(Request) What number of lines hold the word "Services"? State that number and nothing besides.

>> Start Stored records

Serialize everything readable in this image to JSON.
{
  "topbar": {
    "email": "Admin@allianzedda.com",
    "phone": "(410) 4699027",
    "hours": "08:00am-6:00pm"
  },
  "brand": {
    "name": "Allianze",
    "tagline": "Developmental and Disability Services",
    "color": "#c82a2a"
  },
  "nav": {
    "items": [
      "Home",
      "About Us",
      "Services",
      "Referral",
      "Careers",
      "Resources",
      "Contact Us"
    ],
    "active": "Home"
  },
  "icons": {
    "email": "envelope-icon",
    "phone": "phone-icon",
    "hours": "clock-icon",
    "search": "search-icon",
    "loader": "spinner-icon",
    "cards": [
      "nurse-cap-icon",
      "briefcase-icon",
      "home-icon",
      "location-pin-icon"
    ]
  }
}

>> End Stored records

(Task answer) 2